Find each line with the string "JSON" and report it.

_Data for this exercise_.
begin
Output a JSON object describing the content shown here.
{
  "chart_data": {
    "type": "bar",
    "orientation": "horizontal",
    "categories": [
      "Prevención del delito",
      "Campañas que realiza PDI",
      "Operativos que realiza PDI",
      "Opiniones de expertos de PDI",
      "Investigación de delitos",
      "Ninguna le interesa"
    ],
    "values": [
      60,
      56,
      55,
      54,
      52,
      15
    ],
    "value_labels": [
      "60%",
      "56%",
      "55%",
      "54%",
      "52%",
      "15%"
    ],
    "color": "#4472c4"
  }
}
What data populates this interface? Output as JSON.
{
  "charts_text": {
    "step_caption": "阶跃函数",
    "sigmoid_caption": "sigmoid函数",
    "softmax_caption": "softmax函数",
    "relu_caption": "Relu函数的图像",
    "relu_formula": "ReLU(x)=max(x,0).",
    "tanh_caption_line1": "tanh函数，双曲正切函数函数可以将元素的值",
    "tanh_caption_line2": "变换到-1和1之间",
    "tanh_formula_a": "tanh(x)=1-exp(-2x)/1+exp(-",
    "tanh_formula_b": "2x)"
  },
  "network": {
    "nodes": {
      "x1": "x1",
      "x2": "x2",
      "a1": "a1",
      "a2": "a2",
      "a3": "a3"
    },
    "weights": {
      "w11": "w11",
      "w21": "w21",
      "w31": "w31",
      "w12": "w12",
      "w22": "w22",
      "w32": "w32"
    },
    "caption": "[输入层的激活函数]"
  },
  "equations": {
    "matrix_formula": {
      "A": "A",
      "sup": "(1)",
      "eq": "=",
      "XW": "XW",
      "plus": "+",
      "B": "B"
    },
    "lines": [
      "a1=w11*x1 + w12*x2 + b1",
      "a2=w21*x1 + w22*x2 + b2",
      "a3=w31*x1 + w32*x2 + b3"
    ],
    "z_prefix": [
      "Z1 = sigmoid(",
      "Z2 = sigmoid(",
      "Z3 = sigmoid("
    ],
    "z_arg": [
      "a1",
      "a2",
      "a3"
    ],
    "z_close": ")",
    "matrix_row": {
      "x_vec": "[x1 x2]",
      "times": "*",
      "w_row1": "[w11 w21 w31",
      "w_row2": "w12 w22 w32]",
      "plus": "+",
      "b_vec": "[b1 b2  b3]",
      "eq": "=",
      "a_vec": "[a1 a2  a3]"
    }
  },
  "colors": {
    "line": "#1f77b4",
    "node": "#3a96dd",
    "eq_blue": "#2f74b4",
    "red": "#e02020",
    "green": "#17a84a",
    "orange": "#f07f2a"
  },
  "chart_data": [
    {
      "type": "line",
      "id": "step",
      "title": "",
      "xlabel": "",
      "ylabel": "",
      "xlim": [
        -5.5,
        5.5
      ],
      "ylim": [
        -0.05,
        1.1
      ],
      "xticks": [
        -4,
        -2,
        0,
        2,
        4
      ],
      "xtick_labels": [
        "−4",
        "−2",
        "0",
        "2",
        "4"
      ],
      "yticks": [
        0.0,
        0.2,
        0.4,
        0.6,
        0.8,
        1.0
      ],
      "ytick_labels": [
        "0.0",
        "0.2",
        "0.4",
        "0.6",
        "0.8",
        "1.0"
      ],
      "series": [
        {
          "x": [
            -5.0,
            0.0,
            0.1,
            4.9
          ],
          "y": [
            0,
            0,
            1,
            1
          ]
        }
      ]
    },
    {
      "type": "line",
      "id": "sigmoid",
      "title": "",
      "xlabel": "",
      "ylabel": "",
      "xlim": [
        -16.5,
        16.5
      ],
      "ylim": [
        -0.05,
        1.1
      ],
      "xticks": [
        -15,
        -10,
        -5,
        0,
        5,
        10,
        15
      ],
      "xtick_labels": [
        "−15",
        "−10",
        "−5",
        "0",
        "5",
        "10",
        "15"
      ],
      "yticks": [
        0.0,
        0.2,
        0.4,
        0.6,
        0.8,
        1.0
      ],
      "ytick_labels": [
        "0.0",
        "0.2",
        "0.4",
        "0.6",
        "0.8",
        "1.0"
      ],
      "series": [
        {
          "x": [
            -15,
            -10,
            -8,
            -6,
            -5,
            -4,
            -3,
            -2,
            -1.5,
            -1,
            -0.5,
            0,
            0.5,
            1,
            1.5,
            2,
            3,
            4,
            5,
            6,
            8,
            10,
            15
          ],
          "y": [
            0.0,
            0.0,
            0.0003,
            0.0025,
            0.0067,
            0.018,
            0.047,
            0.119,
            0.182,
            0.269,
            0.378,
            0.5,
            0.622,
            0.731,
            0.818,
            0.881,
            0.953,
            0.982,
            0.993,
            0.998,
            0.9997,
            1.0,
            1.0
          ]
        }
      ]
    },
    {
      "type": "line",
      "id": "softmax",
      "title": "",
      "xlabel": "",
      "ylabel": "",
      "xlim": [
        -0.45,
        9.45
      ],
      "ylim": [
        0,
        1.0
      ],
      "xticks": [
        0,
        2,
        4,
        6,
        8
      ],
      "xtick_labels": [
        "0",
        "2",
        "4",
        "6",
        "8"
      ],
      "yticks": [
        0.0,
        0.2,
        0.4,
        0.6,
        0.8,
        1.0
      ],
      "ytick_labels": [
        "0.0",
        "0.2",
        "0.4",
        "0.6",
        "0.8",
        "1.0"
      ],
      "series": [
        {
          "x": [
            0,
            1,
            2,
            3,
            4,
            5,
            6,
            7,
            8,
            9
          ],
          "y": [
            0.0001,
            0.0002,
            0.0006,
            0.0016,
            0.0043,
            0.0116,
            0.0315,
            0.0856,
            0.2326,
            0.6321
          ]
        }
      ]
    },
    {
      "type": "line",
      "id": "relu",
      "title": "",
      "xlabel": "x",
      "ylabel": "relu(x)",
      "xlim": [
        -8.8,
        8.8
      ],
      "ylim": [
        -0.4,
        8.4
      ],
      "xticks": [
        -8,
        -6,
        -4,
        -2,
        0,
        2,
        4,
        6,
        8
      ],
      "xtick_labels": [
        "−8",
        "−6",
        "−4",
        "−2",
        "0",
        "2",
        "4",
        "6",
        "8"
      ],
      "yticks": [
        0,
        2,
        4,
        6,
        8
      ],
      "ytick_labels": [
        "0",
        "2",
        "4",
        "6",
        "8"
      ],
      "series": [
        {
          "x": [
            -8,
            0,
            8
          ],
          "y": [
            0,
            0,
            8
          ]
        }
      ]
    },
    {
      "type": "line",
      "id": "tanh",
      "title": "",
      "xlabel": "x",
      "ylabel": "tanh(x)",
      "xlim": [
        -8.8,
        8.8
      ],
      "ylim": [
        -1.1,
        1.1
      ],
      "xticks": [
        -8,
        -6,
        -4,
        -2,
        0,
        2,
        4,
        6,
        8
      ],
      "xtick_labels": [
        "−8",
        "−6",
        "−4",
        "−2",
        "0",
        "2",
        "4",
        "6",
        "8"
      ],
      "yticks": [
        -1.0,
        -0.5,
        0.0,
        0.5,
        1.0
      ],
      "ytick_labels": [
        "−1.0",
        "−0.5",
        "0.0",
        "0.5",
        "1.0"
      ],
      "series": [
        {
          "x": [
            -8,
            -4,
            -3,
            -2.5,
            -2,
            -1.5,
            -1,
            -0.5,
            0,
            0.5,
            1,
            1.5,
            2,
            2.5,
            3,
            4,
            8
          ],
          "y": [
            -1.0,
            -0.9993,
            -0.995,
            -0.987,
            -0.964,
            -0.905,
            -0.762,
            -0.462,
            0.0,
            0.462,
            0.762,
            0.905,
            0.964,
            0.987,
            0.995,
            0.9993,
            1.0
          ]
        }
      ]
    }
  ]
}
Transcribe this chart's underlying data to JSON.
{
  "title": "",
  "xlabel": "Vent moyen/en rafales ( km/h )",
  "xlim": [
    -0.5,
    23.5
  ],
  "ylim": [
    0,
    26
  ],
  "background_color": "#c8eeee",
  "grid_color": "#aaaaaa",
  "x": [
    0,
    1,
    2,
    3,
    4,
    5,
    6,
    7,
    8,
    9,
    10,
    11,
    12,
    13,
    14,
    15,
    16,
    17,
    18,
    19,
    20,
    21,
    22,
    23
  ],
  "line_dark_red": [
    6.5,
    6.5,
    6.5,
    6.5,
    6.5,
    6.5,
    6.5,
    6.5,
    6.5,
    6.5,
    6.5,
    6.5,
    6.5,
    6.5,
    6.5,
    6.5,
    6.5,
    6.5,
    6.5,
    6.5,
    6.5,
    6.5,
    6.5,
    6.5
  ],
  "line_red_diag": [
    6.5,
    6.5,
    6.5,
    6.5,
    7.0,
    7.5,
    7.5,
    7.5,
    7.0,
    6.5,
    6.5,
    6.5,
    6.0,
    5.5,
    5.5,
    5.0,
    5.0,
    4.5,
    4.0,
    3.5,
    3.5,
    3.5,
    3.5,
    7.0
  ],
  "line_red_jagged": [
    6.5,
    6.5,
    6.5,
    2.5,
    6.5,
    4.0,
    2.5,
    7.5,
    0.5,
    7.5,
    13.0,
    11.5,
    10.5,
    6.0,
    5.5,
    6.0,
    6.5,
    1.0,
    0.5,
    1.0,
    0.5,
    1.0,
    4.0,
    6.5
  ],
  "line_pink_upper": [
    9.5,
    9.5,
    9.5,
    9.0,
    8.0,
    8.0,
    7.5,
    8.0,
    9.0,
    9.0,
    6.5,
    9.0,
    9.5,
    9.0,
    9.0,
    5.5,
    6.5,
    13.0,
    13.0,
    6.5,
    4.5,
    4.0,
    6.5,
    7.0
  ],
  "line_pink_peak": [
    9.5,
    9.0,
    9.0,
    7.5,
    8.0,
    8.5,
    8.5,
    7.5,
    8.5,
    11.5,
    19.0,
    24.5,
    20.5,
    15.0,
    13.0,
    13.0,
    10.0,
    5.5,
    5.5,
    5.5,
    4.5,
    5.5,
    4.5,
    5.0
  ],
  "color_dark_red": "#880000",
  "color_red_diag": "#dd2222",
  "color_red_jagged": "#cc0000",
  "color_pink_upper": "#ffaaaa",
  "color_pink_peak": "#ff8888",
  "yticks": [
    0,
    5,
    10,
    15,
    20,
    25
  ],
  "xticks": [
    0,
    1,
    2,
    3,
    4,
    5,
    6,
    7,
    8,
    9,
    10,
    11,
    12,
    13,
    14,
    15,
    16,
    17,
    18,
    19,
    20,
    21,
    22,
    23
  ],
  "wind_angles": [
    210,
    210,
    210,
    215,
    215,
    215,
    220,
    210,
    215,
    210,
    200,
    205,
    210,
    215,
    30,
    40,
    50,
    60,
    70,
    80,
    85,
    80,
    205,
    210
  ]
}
end
_Exercise response_.
Output a JSON object describing the content shown here.
What data populates this interface? Output as JSON.
Transcribe this chart's underlying data to JSON.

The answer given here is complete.